#### PASSAGE FOR REVIEW
=== Begin Enclosure ===
A lack of options for legal representation isn’t a great situation for West, because he has no shortage of legal problems.
Even if he avoids any court battles over his various corporate breakups — and that’s far from certain, given the messy web of intellectual property he splits with Adidas and other former partners — he’s still got plenty of litigation ahead, including looming December deadlines in the divorce case; multiple copyright lawsuits over claims of illegal sampling; a case claiming he stiffed a production company that worked on his Sunday Service; a lawsuit claiming he refused to return clothes to a high-end fashion rental service; a case claiming he owes $4.5 million to a celebrity accountant he abruptly fired; and threats of lawsuits from the family of George Floyd over his incendiary statements about Floyd’s killing.
Other top stories this week…
SLACKER’S ROYALTY WOES – Slacker warned a judge that a recent ruling, requiring the streamer to hand over nearly $10 million in unpaid royalties to SoundExchange, would cause “economic damage” for the company that would be “unsustainable.” But SoundExchange quickly fired back that it had spent years “indulging” such excuses and that labels and artists had waited “long enough” to get paid by the streamer: “The court should deny defendants’ latest attempt to shirk their obligations with the promise that next time will be different.”
COACHELLA v. ‘COACHILLIN’ – AEG’s Goldenvoice, the owner of Coachella, filed a trademark infringement lawsuit over a planned “Coachillin” business park located just a few miles north of the festival grounds at the Empire Polo Club. The suit said the 160-acre development plan, aimed at cannabis businesses, isn’t a problem — but needs to pick a new name: “The public has come to associate the phrase ‘Coachillin’ to refer to the Coachella Festival and plaintiffs, not merely to refer to the Coachella Valley — and certainly not Coachillin Holdings.” The case is the latest in a string of trademark cases from Goldenvoice, which sued Ticketmaster last year over a New Year’s Eve concert called “Coachella Day One 22″ and sued a West African company last month over an event called “Afrochella.”
=== End Enclosure ===
#### TASK A
According to the legal news roundup, how many acres does the planned Coachillin development cover?
#### TASK B
Reproduce the stretch of the legal news roundup that opens with the words containing "A lack of options" and closes with "about Floyd’s killing.".

#### RECORD EXTRACTS
=== Begin Enclosure ===
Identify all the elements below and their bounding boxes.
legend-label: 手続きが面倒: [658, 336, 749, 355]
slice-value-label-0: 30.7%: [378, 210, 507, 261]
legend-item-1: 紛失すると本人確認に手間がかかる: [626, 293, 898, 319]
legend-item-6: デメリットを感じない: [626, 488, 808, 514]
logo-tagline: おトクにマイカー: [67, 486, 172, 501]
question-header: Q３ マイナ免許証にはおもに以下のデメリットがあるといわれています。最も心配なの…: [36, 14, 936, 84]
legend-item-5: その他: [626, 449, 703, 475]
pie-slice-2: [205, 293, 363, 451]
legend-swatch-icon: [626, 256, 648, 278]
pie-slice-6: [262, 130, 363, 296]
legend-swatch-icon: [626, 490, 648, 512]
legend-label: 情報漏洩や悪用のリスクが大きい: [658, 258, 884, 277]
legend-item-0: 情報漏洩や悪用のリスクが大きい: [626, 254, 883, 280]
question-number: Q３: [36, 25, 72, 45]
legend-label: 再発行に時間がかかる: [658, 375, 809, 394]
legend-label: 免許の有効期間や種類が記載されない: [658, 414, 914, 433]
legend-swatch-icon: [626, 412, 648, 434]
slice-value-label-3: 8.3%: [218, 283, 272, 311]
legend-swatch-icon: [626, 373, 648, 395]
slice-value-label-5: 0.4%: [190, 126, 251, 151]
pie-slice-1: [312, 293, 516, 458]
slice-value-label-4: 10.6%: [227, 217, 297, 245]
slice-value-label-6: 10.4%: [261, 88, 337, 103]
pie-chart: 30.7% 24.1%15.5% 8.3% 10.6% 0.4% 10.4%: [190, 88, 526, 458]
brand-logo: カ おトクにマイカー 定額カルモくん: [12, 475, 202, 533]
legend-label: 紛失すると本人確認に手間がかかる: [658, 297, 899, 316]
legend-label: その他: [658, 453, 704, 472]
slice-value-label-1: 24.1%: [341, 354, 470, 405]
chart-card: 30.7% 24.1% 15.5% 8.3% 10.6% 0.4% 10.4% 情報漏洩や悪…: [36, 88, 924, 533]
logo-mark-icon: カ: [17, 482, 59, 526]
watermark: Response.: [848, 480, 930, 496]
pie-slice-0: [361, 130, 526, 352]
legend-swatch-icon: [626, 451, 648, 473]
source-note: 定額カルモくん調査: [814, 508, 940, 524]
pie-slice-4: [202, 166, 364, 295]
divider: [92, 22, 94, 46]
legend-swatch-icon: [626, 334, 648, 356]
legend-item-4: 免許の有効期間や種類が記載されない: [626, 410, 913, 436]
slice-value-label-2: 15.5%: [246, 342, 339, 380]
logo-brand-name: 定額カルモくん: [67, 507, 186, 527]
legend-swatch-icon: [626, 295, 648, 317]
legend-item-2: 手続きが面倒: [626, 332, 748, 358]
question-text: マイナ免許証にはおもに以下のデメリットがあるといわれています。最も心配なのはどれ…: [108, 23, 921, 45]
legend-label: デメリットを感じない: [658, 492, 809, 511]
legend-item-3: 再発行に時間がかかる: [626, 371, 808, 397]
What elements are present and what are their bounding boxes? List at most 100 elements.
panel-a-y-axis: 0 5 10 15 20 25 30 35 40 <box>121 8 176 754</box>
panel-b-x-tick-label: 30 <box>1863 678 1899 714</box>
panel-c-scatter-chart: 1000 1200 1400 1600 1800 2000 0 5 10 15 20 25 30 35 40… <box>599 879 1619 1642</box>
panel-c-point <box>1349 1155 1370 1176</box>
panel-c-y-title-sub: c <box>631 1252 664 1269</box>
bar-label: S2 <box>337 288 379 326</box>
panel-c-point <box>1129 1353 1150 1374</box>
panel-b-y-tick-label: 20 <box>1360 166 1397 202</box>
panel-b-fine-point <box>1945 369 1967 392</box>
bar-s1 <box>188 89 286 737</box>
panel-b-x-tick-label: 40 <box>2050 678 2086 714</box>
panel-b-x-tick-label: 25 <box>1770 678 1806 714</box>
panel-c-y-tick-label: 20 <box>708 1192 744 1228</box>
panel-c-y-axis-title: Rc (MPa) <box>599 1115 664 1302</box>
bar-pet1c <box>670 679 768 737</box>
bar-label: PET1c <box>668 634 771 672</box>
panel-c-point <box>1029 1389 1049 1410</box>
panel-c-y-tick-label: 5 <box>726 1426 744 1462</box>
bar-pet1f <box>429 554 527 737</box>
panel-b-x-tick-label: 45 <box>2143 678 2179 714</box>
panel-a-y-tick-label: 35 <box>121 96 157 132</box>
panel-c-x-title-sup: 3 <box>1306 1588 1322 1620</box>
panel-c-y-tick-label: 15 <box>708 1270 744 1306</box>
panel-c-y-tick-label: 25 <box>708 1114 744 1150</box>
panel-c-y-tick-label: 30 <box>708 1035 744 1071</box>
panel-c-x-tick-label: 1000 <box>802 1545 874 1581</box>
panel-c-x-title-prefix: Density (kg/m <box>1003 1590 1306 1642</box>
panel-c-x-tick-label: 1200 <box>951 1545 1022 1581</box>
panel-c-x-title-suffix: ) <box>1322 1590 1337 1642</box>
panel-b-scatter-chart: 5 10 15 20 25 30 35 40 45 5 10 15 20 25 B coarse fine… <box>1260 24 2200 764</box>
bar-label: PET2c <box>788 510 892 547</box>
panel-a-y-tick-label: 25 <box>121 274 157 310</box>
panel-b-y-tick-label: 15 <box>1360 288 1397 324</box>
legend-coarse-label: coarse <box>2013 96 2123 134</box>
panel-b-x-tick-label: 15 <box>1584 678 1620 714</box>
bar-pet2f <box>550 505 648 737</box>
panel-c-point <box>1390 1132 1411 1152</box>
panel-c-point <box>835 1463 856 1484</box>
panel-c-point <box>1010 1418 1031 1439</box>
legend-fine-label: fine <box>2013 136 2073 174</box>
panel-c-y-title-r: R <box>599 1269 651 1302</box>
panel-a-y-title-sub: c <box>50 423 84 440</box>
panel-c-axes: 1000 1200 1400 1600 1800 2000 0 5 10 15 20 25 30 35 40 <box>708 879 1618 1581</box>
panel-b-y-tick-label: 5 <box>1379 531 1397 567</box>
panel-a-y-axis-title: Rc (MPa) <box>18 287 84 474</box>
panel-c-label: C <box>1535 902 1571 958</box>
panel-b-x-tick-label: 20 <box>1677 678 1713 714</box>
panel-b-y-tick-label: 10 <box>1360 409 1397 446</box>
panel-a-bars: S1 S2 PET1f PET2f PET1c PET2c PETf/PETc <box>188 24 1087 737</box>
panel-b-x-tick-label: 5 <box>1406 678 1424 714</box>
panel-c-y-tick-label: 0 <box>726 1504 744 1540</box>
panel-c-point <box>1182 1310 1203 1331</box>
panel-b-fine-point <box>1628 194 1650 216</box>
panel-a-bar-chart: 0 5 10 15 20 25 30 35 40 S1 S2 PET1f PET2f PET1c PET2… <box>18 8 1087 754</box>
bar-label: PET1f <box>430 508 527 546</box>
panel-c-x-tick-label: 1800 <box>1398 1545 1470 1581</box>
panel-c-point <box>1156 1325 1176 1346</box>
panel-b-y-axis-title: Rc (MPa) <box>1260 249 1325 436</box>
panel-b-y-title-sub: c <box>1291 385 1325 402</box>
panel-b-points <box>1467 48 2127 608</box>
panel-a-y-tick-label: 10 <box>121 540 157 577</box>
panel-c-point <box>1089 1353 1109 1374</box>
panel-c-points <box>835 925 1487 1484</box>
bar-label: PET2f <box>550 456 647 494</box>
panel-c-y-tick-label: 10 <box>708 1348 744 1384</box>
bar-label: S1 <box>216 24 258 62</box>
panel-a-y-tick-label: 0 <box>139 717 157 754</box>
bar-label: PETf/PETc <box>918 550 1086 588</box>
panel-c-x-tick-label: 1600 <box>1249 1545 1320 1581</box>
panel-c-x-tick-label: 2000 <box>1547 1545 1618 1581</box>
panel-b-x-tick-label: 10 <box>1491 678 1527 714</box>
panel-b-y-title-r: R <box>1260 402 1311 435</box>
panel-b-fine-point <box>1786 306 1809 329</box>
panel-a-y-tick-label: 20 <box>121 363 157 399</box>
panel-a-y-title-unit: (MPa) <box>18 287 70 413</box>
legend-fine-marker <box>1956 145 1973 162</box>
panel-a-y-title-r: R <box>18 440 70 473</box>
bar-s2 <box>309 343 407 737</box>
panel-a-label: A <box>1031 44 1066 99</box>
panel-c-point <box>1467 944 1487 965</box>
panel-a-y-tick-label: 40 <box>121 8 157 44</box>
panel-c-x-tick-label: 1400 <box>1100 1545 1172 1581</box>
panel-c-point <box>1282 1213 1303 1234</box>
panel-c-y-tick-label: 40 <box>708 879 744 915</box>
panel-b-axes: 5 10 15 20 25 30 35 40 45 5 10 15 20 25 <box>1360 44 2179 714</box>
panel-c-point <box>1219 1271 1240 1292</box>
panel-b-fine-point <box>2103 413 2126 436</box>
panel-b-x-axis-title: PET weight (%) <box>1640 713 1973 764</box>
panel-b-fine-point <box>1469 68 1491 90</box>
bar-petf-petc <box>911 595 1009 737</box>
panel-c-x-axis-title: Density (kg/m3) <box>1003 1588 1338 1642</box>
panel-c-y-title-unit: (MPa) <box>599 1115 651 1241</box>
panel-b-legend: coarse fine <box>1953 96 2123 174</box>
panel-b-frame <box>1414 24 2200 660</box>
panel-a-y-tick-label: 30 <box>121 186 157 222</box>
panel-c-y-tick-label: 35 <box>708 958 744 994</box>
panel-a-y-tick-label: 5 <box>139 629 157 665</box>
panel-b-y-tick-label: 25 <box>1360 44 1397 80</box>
=== End Enclosure ===
#### EXERCISE SOLUTION A
160 acres.

#### EXERCISE SOLUTION B
A lack of options for legal representation isn’t a great situation for West, because he has no shortage of legal problems.
Even if he avoids any court battles over his various corporate breakups — and that’s far from certain, given the messy web of intellectual property he splits with Adidas and other former partners — he’s still got plenty of litigation ahead, including looming December deadlines in the divorce case; multiple copyright lawsuits over claims of illegal sampling; a case claiming he stiffed a production company that worked on his Sunday Service; a lawsuit claiming he refused to return clothes to a high-end fashion rental service; a case claiming he owes $4.5 million to a celebrity accountant he abruptly fired; and threats of lawsuits from the family of George Floyd over his incendiary statements about Floyd’s killing.